## Stated goal
Reply with one number: how many lines contain the word "Infraestructura".

········

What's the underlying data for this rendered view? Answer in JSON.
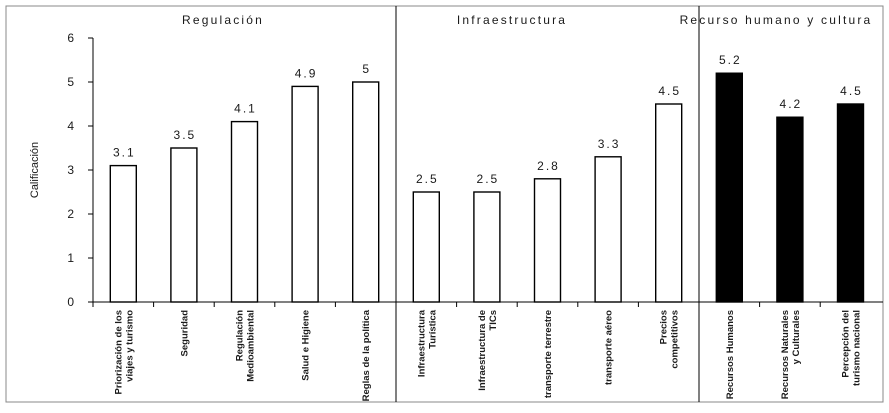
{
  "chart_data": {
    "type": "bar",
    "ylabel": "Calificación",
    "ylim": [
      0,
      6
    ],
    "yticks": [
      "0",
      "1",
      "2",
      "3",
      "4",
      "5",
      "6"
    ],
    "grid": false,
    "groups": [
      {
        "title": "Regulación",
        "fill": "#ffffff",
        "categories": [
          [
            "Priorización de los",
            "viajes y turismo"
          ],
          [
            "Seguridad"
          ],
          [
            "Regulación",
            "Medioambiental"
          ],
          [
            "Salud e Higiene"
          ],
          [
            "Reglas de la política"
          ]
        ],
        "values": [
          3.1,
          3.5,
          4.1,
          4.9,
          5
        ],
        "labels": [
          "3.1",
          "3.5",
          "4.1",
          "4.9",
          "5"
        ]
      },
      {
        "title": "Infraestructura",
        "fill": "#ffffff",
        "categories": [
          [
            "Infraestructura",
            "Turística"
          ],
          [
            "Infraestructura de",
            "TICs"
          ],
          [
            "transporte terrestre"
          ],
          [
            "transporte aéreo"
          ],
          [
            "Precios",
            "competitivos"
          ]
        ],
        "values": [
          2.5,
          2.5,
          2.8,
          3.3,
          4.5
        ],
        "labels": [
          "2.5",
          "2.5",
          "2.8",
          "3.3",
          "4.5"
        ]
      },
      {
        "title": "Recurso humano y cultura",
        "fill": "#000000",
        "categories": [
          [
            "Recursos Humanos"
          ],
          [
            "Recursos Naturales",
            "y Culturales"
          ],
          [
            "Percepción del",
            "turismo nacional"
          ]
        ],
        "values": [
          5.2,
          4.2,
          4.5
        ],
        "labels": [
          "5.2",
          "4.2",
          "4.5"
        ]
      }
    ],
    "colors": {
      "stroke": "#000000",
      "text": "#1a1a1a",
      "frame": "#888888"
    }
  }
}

········

## Exercise response
3